> _EXTRACTED DATA_:

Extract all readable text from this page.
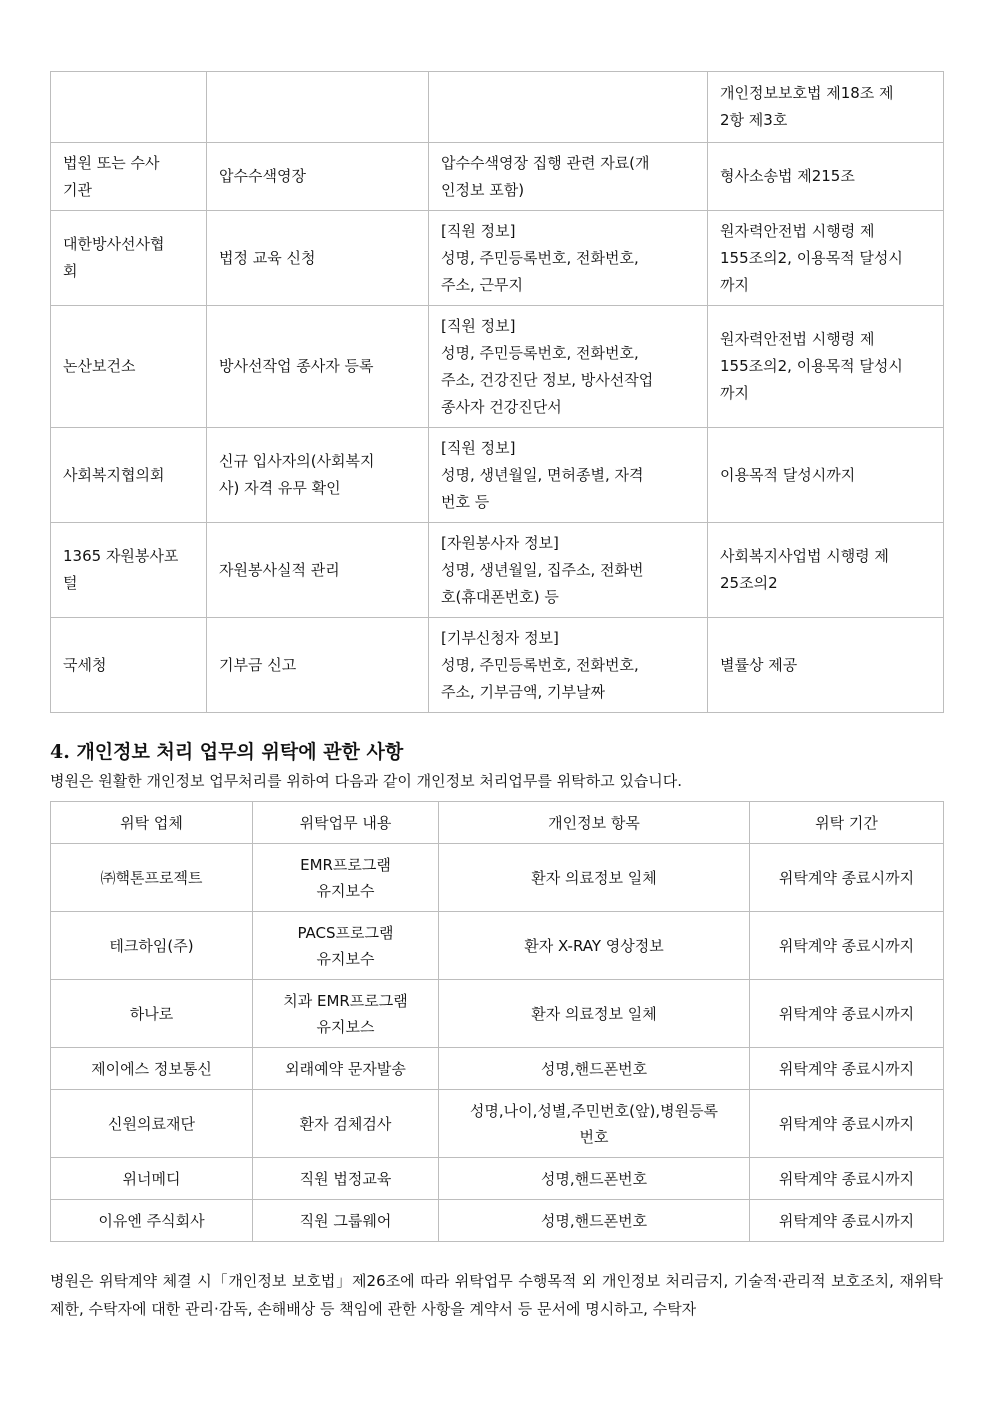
			개인정보보호법 제18조 제
2항 제3호
법원 또는 수사
기관	압수수색영장	압수수색영장 집행 관련 자료(개
인정보 포함)	형사소송법 제215조
대한방사선사협
회	법정 교육 신청	[직원 정보]
성명, 주민등록번호, 전화번호,
주소, 근무지	원자력안전법 시행령 제
155조의2, 이용목적 달성시
까지
논산보건소	방사선작업 종사자 등록	[직원 정보]
성명, 주민등록번호, 전화번호,
주소, 건강진단 정보, 방사선작업
종사자 건강진단서	원자력안전법 시행령 제
155조의2, 이용목적 달성시
까지
사회복지협의회	신규 입사자의(사회복지
사) 자격 유무 확인	[직원 정보]
성명, 생년월일, 면허종별, 자격
번호 등	이용목적 달성시까지
1365 자원봉사포
털	자원봉사실적 관리	[자원봉사자 정보]
성명, 생년월일, 집주소, 전화번
호(휴대폰번호) 등	사회복지사업법 시행령 제
25조의2
국세청	기부금 신고	[기부신청자 정보]
성명, 주민등록번호, 전화번호,
주소, 기부금액, 기부날짜	별률상 제공
4. 개인정보 처리 업무의 위탁에 관한 사항

병원은 원활한 개인정보 업무처리를 위하여 다음과 같이 개인정보 처리업무를 위탁하고 있습니다.

위탁 업체	위탁업무 내용	개인정보 항목	위탁 기간
㈜핵톤프로젝트	EMR프로그램
유지보수	환자 의료정보 일체	위탁계약 종료시까지
테크하임(주)	PACS프로그램
유지보수	환자 X-RAY 영상정보	위탁계약 종료시까지
하나로	치과 EMR프로그램
유지보스	환자 의료정보 일체	위탁계약 종료시까지
제이에스 정보통신	외래예약 문자발송	성명,핸드폰번호	위탁계약 종료시까지
신원의료재단	환자 검체검사	성명,나이,성별,주민번호(앞),병원등록
번호	위탁계약 종료시까지
위너메디	직원 법정교육	성명,핸드폰번호	위탁계약 종료시까지
이유엔 주식회사	직원 그룹웨어	성명,핸드폰번호	위탁계약 종료시까지

병원은 위탁계약 체결 시「개인정보 보호법」제26조에 따라 위탁업무 수행목적 외 개인정보 처리금지, 기술적·관리적 보호조치, 재위탁 제한, 수탁자에 대한 관리·감독, 손해배상 등 책임에 관한 사항을 계약서 등 문서에 명시하고, 수탁자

> _YOUR TASK_: Transcribe the whole listing exactly. Pictures are excluded.

> _EXERCISE SOLUTION_:
Extract all readable text from this page.
			개인정보보호법 제18조 제
2항 제3호
법원 또는 수사
기관	압수수색영장	압수수색영장 집행 관련 자료(개
인정보 포함)	형사소송법 제215조
대한방사선사협
회	법정 교육 신청	[직원 정보]
성명, 주민등록번호, 전화번호,
주소, 근무지	원자력안전법 시행령 제
155조의2, 이용목적 달성시
까지
논산보건소	방사선작업 종사자 등록	[직원 정보]
성명, 주민등록번호, 전화번호,
주소, 건강진단 정보, 방사선작업
종사자 건강진단서	원자력안전법 시행령 제
155조의2, 이용목적 달성시
까지
사회복지협의회	신규 입사자의(사회복지
사) 자격 유무 확인	[직원 정보]
성명, 생년월일, 면허종별, 자격
번호 등	이용목적 달성시까지
1365 자원봉사포
털	자원봉사실적 관리	[자원봉사자 정보]
성명, 생년월일, 집주소, 전화번
호(휴대폰번호) 등	사회복지사업법 시행령 제
25조의2
국세청	기부금 신고	[기부신청자 정보]
성명, 주민등록번호, 전화번호,
주소, 기부금액, 기부날짜	별률상 제공
4. 개인정보 처리 업무의 위탁에 관한 사항

병원은 원활한 개인정보 업무처리를 위하여 다음과 같이 개인정보 처리업무를 위탁하고 있습니다.

위탁 업체	위탁업무 내용	개인정보 항목	위탁 기간
㈜핵톤프로젝트	EMR프로그램
유지보수	환자 의료정보 일체	위탁계약 종료시까지
테크하임(주)	PACS프로그램
유지보수	환자 X-RAY 영상정보	위탁계약 종료시까지
하나로	치과 EMR프로그램
유지보스	환자 의료정보 일체	위탁계약 종료시까지
제이에스 정보통신	외래예약 문자발송	성명,핸드폰번호	위탁계약 종료시까지
신원의료재단	환자 검체검사	성명,나이,성별,주민번호(앞),병원등록
번호	위탁계약 종료시까지
위너메디	직원 법정교육	성명,핸드폰번호	위탁계약 종료시까지
이유엔 주식회사	직원 그룹웨어	성명,핸드폰번호	위탁계약 종료시까지

병원은 위탁계약 체결 시「개인정보 보호법」제26조에 따라 위탁업무 수행목적 외 개인정보 처리금지, 기술적·관리적 보호조치, 재위탁 제한, 수탁자에 대한 관리·감독, 손해배상 등 책임에 관한 사항을 계약서 등 문서에 명시하고, 수탁자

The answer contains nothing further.